### YOUR INSTRUCTIONS
Present every line in which the string "имуществом" appears.

### TASK DATA
+-------+
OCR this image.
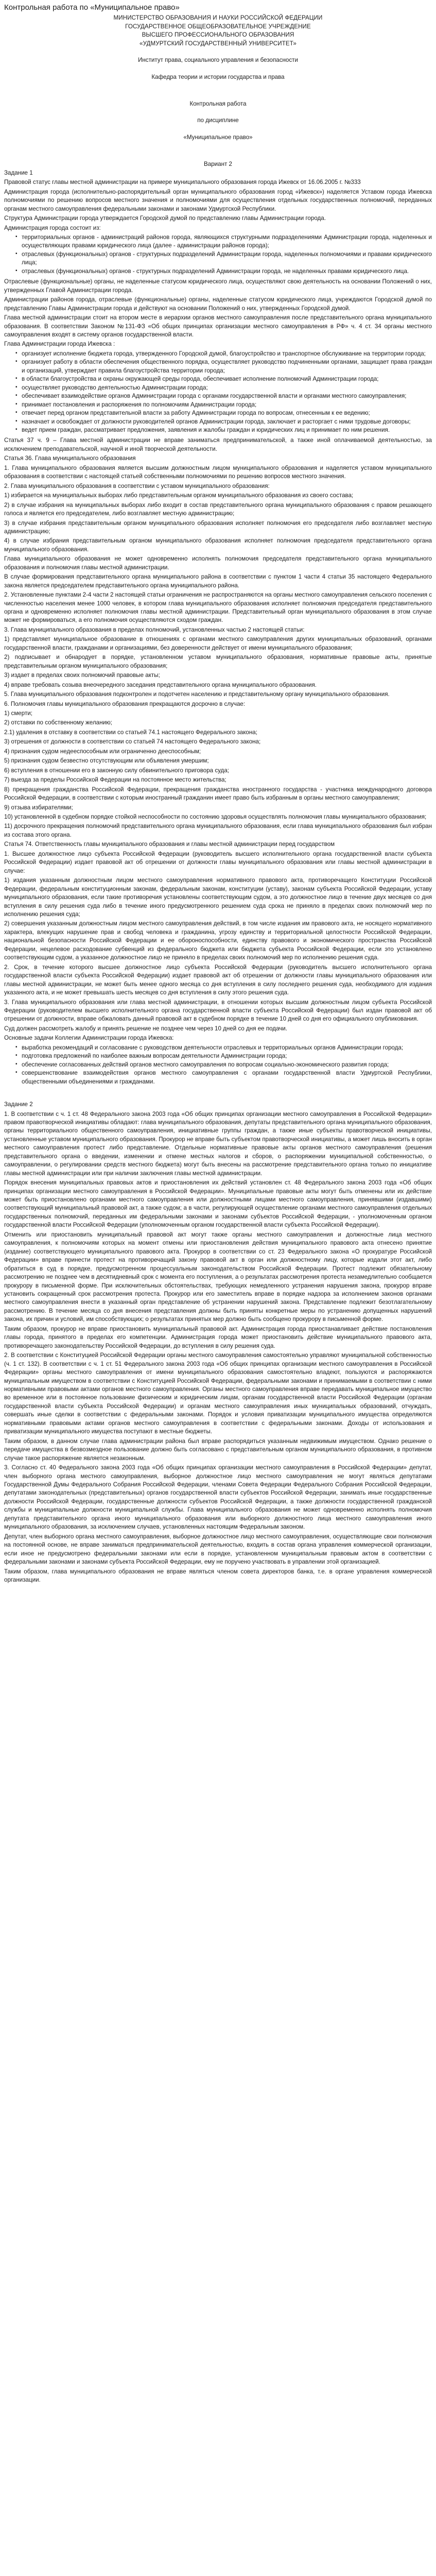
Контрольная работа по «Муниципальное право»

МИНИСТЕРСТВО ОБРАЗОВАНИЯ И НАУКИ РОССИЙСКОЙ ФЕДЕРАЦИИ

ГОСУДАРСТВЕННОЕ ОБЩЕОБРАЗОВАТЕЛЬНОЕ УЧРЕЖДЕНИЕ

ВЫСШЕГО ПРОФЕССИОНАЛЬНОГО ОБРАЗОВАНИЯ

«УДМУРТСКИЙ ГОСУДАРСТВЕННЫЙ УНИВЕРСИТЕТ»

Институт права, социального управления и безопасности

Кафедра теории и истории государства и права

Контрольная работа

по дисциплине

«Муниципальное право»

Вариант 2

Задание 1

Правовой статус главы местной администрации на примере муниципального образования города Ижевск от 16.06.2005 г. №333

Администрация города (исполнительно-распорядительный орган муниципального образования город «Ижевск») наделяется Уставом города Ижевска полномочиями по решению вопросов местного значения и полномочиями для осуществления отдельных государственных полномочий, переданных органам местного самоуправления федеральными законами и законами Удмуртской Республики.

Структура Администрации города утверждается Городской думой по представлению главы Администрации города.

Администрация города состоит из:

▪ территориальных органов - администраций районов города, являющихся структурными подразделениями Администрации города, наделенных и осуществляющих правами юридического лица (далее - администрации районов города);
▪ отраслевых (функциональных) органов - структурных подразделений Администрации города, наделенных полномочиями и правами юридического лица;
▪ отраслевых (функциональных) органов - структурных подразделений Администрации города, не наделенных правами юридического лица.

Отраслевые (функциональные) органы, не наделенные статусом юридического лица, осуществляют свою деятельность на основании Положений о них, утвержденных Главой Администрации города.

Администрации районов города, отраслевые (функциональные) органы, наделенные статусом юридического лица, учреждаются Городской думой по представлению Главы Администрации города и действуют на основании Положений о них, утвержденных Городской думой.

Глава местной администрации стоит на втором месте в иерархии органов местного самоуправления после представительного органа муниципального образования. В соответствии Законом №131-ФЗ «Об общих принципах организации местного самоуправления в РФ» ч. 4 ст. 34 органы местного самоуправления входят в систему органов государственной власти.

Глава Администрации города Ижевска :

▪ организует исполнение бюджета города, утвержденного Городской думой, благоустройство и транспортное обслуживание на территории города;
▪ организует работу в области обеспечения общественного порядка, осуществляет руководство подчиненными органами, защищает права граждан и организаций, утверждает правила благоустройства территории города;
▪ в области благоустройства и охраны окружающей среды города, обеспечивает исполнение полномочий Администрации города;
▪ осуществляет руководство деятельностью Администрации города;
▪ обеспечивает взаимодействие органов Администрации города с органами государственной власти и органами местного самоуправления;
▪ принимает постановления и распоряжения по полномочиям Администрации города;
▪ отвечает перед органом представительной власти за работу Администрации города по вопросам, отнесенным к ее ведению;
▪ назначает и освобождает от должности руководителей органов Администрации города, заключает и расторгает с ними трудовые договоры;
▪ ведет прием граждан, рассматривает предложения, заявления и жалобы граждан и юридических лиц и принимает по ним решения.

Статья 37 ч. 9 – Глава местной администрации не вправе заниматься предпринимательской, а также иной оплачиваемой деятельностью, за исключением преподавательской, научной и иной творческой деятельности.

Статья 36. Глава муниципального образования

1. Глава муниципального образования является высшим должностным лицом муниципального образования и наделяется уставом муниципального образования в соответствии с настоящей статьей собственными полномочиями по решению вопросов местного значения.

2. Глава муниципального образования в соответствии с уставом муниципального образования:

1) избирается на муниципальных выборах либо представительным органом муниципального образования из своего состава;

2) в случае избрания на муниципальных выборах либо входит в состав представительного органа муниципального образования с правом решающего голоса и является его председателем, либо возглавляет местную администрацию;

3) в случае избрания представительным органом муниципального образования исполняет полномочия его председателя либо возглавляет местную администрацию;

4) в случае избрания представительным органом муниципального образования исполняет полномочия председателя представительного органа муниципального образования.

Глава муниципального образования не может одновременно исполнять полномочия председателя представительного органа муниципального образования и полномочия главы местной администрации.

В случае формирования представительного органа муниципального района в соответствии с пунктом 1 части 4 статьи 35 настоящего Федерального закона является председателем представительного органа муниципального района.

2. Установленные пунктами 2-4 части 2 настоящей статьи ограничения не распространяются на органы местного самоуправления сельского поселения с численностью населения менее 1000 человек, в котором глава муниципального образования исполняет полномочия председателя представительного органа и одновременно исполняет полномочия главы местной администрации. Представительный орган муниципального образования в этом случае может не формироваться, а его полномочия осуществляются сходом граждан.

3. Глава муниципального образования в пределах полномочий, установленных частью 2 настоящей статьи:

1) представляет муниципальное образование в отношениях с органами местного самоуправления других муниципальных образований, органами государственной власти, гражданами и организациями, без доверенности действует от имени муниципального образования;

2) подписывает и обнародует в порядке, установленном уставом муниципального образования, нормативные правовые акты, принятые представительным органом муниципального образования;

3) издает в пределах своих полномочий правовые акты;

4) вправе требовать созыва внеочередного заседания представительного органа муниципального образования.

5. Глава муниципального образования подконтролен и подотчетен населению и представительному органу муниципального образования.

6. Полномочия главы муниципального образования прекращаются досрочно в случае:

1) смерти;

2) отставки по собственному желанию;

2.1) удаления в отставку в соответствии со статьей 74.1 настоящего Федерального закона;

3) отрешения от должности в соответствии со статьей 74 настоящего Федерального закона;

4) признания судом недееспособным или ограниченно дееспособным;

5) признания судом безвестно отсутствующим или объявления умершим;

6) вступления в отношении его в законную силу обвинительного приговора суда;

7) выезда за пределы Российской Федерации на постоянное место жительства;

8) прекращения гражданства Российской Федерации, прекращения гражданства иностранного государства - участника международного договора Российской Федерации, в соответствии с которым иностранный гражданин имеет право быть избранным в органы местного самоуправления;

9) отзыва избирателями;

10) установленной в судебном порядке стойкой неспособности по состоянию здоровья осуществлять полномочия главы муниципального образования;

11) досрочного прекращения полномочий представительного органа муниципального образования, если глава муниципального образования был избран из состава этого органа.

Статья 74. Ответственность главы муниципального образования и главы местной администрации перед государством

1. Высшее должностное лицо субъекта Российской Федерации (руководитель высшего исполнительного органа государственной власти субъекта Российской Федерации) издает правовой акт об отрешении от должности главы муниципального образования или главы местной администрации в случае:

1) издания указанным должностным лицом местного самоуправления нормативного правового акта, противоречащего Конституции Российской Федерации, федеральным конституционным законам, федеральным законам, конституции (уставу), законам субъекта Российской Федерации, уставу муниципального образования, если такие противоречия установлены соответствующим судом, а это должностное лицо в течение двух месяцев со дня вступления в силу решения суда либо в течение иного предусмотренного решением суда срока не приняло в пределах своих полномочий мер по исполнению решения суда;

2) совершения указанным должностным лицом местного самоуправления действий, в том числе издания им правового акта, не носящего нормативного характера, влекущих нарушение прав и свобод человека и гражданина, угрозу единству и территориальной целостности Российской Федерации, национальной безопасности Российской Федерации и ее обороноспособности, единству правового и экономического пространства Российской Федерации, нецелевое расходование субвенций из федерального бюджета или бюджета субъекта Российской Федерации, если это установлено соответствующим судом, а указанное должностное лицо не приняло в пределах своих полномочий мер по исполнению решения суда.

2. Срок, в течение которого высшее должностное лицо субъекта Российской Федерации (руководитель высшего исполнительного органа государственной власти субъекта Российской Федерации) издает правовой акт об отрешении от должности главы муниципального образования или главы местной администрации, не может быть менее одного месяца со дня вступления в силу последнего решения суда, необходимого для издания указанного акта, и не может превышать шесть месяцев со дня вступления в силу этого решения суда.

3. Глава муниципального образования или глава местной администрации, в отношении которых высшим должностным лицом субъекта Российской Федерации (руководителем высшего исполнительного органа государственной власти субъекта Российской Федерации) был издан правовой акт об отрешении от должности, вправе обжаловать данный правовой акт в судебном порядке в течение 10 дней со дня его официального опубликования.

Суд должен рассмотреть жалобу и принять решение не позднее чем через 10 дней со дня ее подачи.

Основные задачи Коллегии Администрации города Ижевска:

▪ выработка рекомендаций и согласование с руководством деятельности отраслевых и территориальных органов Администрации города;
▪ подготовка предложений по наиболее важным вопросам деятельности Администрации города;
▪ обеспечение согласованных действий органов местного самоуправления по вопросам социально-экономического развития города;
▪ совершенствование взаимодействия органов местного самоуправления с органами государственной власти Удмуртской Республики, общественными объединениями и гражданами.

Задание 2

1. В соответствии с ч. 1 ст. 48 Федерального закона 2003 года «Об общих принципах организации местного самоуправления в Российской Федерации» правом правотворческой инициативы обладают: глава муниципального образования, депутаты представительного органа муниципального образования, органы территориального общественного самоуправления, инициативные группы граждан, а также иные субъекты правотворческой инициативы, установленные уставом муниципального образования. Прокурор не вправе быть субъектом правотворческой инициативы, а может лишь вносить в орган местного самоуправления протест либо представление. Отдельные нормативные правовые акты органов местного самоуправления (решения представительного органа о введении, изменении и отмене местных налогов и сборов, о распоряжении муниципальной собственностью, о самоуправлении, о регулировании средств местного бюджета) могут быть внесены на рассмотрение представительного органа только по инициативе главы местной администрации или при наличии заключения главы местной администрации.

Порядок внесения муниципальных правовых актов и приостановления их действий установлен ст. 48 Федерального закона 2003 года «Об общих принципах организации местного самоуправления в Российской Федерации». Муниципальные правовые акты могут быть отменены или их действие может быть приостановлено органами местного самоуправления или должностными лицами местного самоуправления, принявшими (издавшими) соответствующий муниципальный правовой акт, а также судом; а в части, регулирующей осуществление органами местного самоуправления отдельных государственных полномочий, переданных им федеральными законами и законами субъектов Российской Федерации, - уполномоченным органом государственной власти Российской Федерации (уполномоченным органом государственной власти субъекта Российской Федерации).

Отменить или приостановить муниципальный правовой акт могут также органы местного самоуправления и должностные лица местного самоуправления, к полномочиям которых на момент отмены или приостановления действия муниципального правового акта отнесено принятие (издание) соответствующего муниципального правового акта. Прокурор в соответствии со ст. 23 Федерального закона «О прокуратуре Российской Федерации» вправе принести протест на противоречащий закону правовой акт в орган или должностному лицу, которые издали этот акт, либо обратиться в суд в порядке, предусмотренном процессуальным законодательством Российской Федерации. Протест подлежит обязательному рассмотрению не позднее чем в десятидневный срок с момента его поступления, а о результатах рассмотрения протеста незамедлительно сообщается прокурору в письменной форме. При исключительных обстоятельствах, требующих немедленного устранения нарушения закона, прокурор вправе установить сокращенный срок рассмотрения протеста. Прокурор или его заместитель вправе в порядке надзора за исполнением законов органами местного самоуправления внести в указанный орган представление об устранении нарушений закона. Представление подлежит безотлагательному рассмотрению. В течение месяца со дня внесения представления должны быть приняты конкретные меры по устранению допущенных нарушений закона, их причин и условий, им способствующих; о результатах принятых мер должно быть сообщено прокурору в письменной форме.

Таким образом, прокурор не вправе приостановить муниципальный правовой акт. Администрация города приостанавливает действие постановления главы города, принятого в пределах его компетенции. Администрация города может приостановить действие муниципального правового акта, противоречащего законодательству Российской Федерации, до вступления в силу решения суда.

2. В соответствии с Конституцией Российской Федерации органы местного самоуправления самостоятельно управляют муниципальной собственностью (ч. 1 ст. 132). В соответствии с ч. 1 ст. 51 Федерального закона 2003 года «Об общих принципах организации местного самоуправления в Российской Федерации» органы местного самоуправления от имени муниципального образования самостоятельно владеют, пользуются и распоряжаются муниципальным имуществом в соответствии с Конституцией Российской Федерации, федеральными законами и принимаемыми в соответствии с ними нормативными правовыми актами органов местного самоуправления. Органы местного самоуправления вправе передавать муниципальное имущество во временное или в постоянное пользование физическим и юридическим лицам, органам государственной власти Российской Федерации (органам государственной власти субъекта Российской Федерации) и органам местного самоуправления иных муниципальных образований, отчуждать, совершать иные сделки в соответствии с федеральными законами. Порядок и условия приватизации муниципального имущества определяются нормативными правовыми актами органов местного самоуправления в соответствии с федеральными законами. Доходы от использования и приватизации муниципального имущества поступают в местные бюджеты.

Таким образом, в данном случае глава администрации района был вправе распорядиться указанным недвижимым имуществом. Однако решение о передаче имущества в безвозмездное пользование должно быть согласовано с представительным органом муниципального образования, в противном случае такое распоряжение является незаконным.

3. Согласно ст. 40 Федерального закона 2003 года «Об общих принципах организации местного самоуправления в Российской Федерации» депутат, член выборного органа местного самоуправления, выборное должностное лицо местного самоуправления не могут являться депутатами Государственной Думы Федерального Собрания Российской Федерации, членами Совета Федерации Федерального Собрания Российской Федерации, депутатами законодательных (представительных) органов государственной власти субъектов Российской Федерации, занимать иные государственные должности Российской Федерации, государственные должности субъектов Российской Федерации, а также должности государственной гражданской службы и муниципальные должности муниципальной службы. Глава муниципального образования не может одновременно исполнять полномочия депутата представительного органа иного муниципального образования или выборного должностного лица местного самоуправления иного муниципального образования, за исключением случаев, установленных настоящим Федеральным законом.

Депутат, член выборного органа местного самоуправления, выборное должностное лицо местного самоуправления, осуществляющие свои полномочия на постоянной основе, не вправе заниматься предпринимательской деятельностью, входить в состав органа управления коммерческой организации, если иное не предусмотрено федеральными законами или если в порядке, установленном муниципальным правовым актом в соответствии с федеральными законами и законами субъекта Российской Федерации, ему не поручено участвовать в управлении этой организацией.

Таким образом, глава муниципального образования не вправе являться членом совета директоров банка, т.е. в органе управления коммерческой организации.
+-------+
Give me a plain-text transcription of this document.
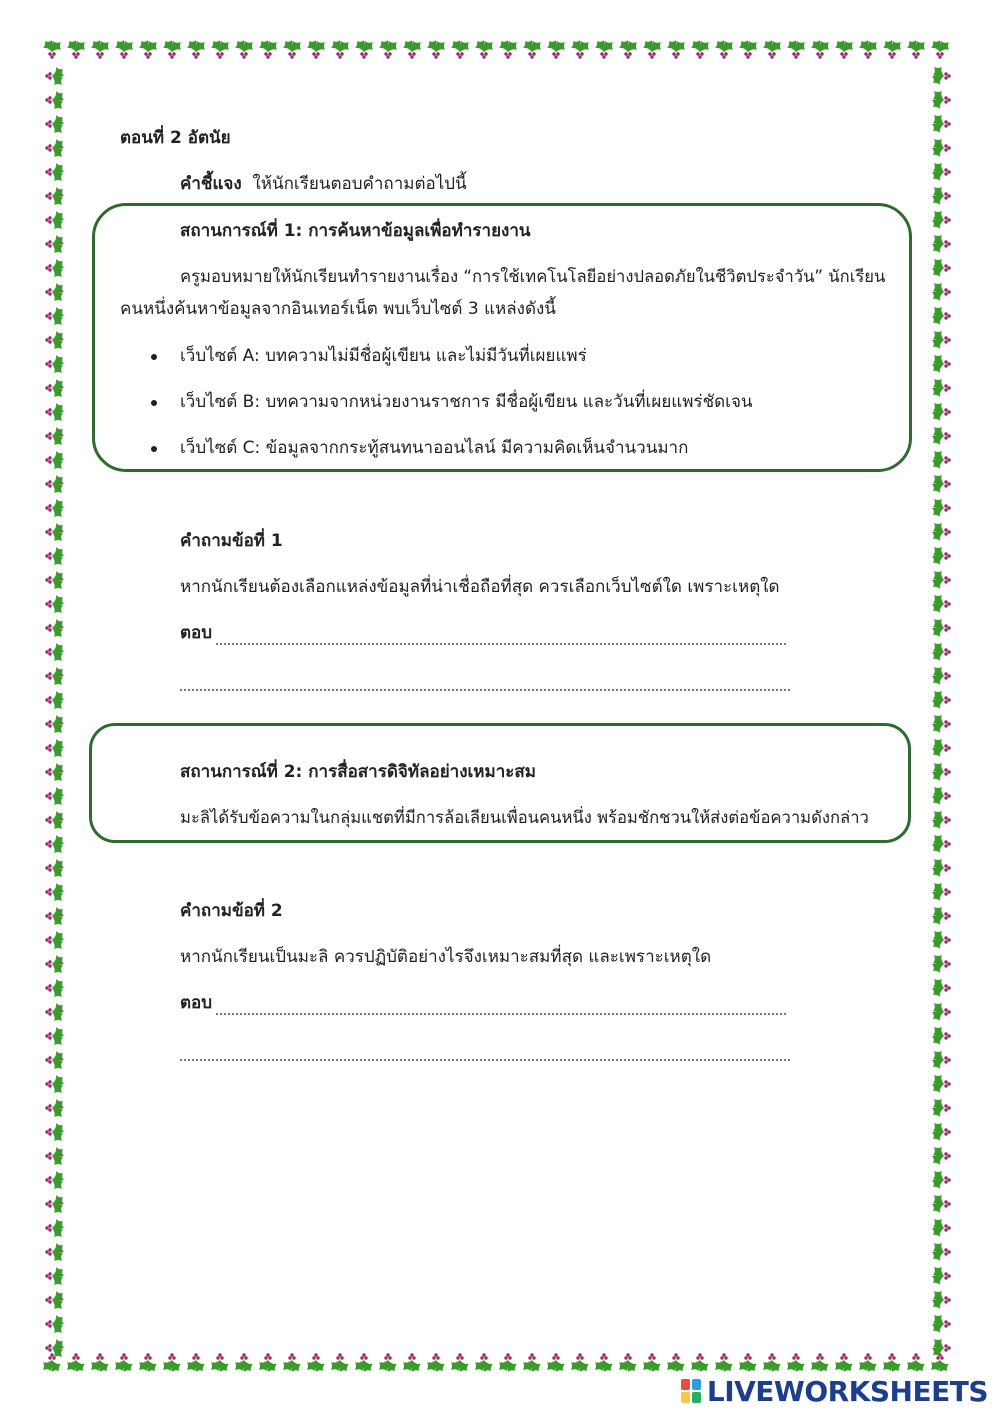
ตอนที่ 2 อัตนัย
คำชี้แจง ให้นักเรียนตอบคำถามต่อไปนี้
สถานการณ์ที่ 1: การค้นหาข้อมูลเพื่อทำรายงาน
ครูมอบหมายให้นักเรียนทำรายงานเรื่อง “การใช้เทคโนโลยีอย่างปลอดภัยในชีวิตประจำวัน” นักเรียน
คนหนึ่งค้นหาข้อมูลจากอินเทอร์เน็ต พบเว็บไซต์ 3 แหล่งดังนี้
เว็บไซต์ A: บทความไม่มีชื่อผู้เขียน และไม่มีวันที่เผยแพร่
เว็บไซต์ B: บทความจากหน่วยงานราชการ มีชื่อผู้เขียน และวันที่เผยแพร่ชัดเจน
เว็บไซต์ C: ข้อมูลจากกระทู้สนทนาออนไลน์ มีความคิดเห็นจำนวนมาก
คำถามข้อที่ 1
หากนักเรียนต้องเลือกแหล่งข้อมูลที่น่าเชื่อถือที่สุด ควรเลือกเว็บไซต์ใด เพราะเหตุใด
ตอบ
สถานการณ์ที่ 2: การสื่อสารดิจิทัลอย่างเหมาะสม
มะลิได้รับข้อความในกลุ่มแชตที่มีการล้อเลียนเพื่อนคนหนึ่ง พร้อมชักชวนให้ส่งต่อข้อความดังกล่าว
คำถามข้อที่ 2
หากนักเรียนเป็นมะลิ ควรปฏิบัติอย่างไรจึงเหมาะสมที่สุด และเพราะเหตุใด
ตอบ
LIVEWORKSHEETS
+-------+
### SOLUTION FOR THIS TASK
2. В соответствии с Конституцией Российской Федерации органы местного самоуправления самостоятельно управляют муниципальной собственностью (ч. 1 ст. 132). В соответствии с ч. 1 ст. 51 Федерального закона 2003 года «Об общих принципах организации местного самоуправления в Российской Федерации» органы местного самоуправления от имени муниципального образования самостоятельно владеют, пользуются и распоряжаются муниципальным имуществом в соответствии с Конституцией Российской Федерации, федеральными законами и принимаемыми в соответствии с ними нормативными правовыми актами органов местного самоуправления. Органы местного самоуправления вправе передавать муниципальное имущество во временное или в постоянное пользование физическим и юридическим лицам, органам государственной власти Российской Федерации (органам государственной власти субъекта Российской Федерации) и органам местного самоуправления иных муниципальных образований, отчуждать, совершать иные сделки в соответствии с федеральными законами. Порядок и условия приватизации муниципального имущества определяются нормативными правовыми актами органов местного самоуправления в соответствии с федеральными законами. Доходы от использования и приватизации муниципального имущества поступают в местные бюджеты.
Таким образом, в данном случае глава администрации района был вправе распорядиться указанным недвижимым имуществом. Однако решение о передаче имущества в безвозмездное пользование должно быть согласовано с представительным органом муниципального образования, в противном случае такое распоряжение является незаконным.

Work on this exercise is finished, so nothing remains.